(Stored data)

════

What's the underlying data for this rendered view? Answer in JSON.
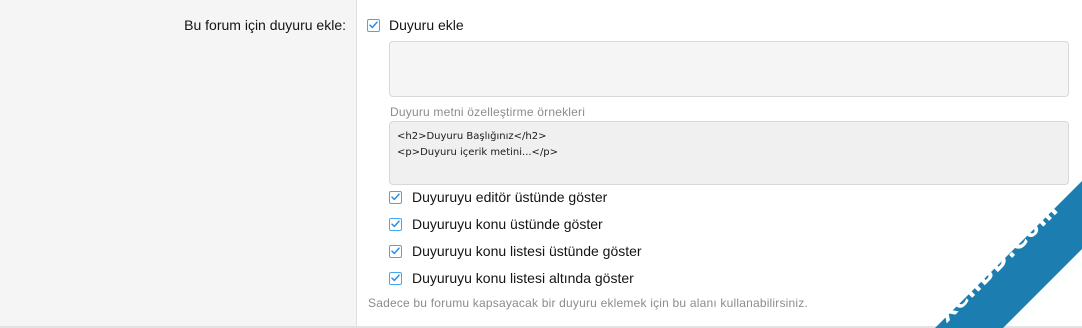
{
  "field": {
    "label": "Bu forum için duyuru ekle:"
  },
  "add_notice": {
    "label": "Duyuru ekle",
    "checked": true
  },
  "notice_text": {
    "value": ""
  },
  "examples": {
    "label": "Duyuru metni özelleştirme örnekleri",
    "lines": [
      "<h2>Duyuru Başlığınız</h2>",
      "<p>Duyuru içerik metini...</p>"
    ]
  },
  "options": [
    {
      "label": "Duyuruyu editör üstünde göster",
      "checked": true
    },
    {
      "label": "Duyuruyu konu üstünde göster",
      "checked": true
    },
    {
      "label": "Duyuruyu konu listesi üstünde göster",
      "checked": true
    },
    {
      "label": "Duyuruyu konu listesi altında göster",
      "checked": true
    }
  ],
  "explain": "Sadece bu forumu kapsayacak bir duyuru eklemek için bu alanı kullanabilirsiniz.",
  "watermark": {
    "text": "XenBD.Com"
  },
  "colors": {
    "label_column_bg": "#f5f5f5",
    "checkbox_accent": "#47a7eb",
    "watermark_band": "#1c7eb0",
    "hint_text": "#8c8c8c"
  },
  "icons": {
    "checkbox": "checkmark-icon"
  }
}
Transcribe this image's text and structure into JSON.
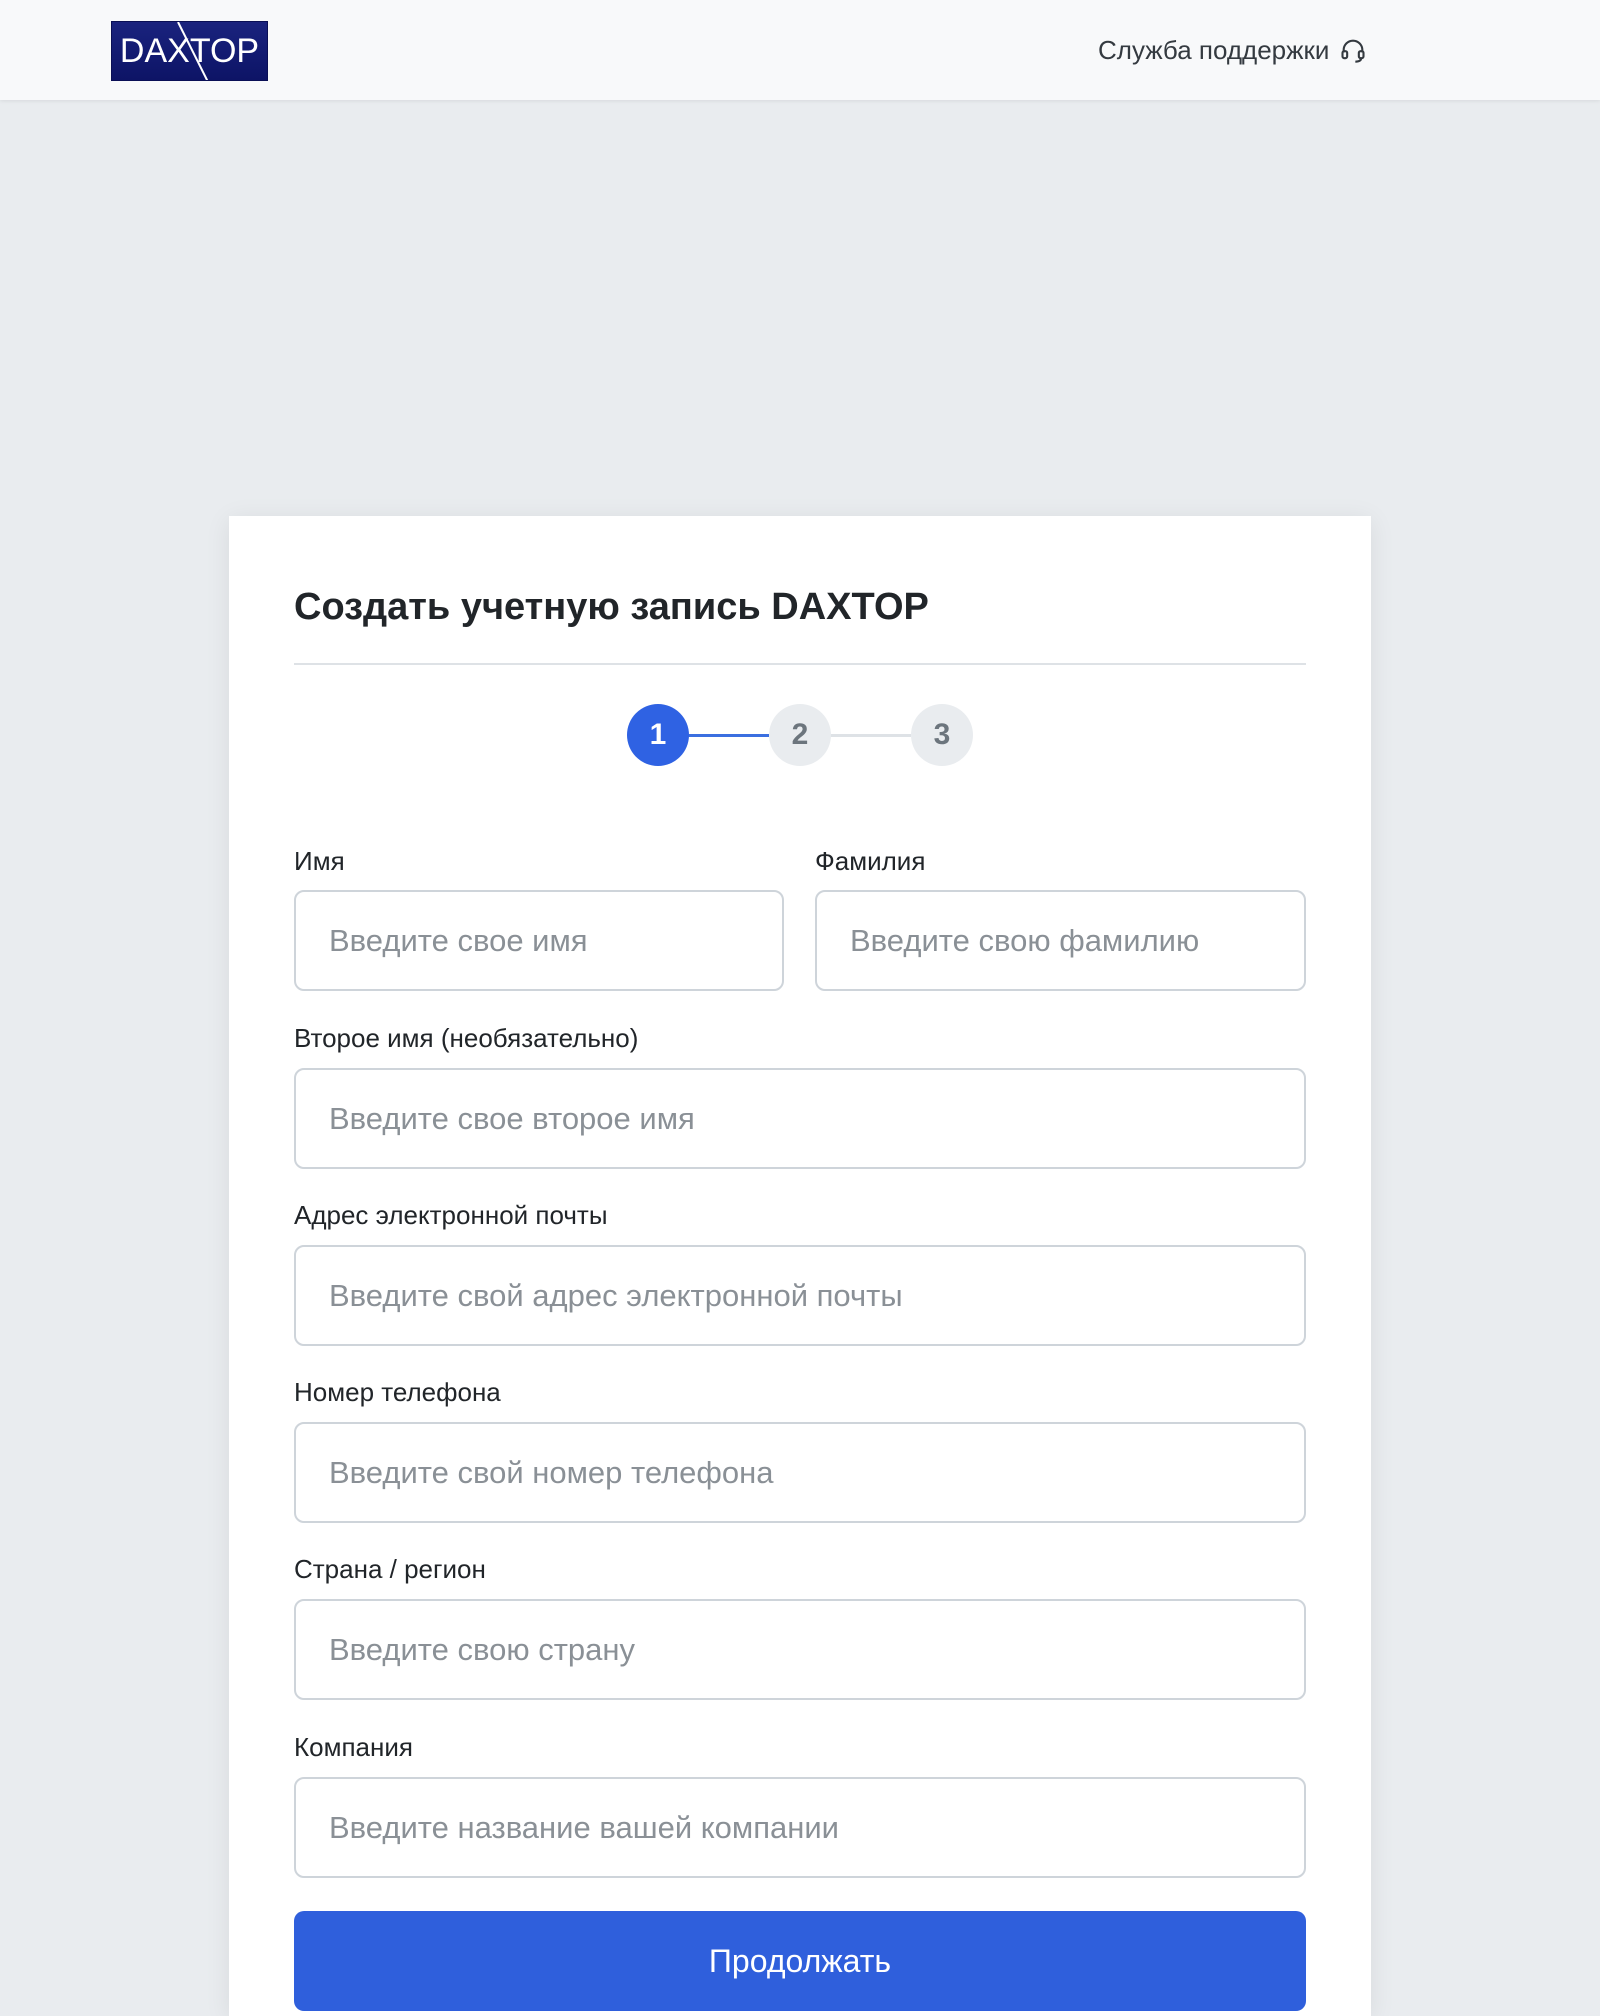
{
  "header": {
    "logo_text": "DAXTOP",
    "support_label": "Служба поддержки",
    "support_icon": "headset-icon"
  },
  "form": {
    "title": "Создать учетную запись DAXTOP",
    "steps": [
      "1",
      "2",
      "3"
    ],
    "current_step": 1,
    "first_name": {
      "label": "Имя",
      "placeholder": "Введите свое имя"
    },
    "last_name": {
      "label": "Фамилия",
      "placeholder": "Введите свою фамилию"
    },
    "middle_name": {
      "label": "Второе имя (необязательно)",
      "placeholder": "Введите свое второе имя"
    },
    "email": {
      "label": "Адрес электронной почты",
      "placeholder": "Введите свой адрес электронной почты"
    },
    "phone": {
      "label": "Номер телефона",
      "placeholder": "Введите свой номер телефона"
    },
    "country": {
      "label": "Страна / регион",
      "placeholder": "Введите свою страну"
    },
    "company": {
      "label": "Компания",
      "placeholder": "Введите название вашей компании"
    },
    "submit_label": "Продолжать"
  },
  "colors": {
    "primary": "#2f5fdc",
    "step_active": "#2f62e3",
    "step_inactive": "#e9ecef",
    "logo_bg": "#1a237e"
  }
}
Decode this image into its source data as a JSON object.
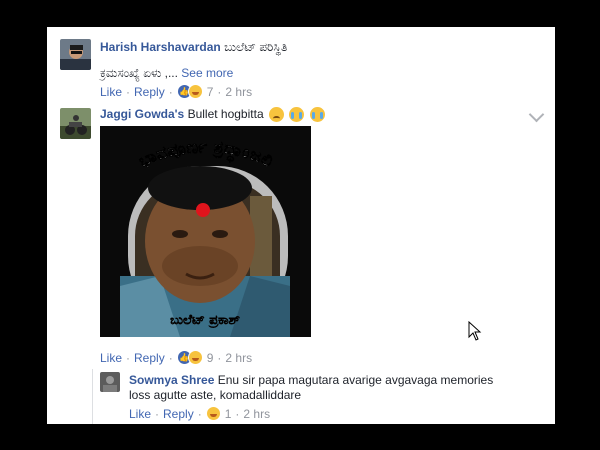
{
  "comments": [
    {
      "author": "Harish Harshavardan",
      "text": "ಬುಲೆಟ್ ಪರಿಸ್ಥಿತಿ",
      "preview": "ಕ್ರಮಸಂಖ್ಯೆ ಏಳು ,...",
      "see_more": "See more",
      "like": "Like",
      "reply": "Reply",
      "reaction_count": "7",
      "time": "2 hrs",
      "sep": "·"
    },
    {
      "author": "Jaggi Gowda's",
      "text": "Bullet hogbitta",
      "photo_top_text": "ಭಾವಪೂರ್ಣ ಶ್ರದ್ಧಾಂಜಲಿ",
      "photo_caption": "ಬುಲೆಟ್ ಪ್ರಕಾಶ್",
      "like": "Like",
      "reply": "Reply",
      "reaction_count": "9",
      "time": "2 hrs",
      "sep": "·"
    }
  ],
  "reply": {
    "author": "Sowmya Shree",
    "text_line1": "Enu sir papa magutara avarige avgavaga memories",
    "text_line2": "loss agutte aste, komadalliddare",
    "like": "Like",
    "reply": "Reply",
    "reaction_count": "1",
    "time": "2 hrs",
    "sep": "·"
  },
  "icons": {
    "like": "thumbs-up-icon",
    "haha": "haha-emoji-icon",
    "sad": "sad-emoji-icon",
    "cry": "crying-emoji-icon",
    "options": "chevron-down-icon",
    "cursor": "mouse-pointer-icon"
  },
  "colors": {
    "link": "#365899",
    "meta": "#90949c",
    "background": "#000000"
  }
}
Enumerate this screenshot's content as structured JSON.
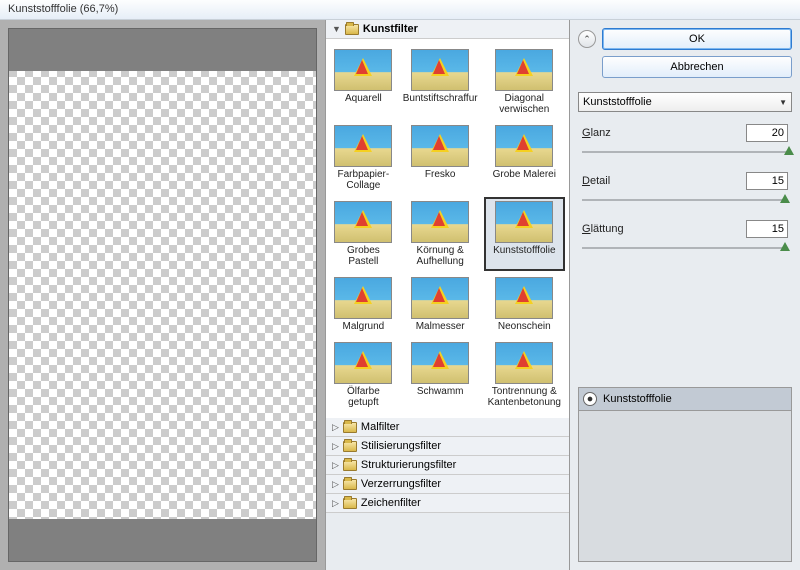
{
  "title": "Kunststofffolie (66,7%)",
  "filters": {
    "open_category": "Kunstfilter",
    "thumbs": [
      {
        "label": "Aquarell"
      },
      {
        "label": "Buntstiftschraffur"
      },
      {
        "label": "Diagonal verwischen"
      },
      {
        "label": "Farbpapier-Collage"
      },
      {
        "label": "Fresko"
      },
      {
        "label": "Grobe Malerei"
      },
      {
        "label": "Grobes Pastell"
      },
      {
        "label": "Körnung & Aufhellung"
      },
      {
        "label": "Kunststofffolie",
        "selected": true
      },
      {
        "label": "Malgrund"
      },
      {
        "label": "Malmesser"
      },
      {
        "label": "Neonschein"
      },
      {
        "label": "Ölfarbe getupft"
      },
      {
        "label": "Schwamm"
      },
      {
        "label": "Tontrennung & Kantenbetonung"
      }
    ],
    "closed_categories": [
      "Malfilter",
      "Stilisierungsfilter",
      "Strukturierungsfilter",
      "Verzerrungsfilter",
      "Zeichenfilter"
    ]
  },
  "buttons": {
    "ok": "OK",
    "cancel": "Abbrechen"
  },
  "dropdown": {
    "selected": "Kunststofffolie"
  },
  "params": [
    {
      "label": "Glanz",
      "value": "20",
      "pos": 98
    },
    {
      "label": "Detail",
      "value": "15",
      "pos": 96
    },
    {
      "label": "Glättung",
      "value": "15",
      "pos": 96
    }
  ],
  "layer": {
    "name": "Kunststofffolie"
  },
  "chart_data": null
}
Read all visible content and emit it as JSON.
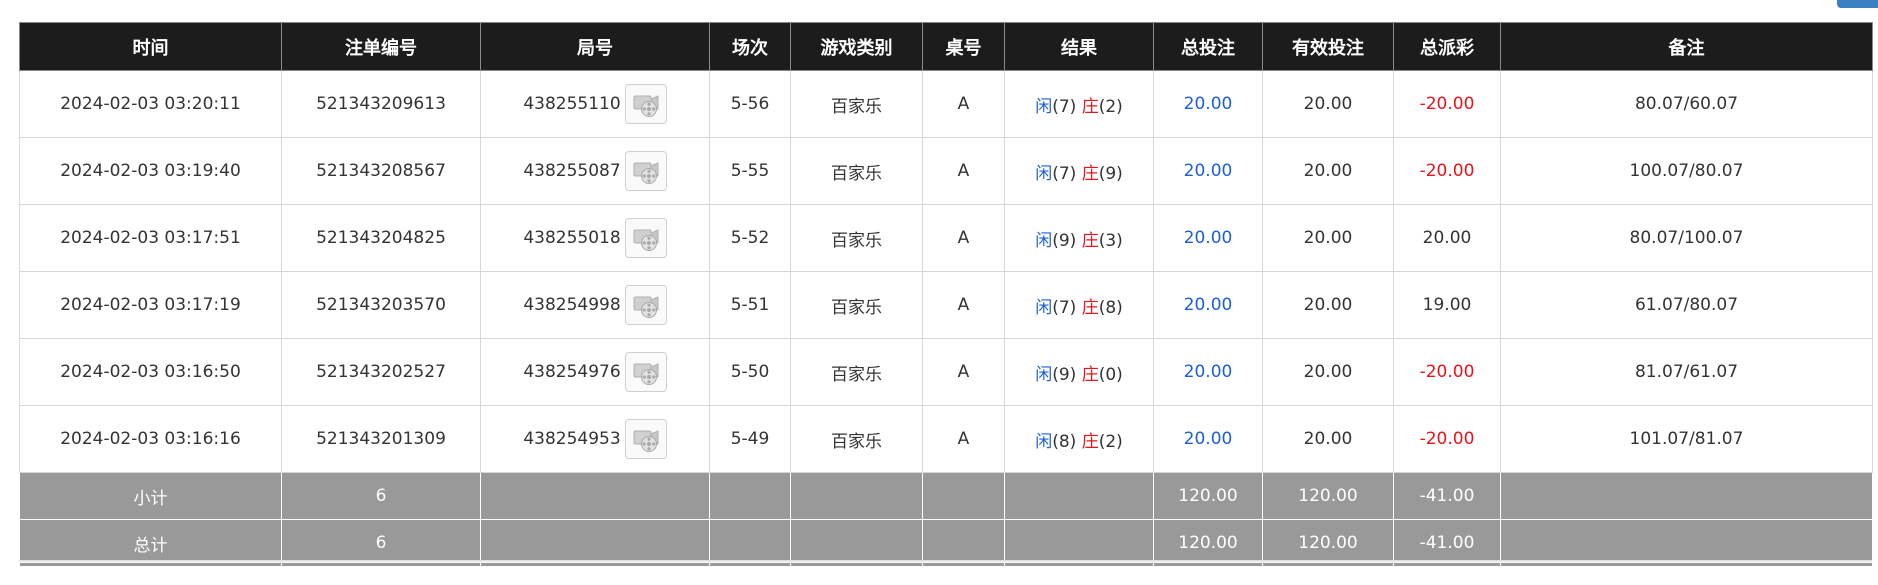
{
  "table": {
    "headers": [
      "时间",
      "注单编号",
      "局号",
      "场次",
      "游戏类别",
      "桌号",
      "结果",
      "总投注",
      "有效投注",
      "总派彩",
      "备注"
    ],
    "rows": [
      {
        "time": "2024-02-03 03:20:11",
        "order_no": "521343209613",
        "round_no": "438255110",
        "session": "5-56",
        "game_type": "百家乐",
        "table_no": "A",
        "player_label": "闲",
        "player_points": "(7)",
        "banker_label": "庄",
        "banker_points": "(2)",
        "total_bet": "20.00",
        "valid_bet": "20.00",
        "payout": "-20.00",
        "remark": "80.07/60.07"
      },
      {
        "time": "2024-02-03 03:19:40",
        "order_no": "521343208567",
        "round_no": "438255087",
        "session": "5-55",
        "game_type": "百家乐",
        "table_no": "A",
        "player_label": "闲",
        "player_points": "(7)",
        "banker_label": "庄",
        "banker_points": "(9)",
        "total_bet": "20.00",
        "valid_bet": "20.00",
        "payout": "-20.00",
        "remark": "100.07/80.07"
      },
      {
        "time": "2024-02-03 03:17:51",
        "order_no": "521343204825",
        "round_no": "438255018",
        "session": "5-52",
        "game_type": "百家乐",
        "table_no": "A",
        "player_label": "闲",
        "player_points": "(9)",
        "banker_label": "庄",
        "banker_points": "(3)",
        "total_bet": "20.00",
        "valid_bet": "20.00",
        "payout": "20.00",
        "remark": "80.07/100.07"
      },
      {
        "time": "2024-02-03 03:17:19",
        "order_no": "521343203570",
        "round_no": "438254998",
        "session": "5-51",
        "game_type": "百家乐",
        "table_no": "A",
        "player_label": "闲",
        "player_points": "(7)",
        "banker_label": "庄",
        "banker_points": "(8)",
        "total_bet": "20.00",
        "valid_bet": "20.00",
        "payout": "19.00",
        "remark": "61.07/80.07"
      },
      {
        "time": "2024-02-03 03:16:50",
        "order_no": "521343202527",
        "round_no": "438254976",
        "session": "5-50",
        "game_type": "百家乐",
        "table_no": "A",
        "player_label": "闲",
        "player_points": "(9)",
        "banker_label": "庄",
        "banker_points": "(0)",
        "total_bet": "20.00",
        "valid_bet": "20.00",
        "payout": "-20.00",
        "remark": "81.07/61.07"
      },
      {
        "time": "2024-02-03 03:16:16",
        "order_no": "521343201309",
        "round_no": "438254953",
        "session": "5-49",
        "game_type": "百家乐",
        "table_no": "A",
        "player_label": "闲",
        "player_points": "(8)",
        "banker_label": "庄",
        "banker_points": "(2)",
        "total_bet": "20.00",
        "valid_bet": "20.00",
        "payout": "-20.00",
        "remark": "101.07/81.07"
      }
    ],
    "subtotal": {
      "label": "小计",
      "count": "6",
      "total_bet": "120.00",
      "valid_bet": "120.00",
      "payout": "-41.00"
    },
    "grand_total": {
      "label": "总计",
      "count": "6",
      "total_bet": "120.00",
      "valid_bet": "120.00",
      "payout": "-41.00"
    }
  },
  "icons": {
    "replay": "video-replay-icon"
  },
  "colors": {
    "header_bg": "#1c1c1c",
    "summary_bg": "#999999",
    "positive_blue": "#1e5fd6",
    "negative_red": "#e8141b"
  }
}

════

_TASK DESCRIPTION_
Pull out each line containing the word "Duyuruyu" and copy it.

_EXERCISE RESPONSE_
      "label": "Duyuruyu editör üstünde göster",
      "label": "Duyuruyu konu üstünde göster",
      "label": "Duyuruyu konu listesi üstünde göster",
      "label": "Duyuruyu konu listesi altında göster",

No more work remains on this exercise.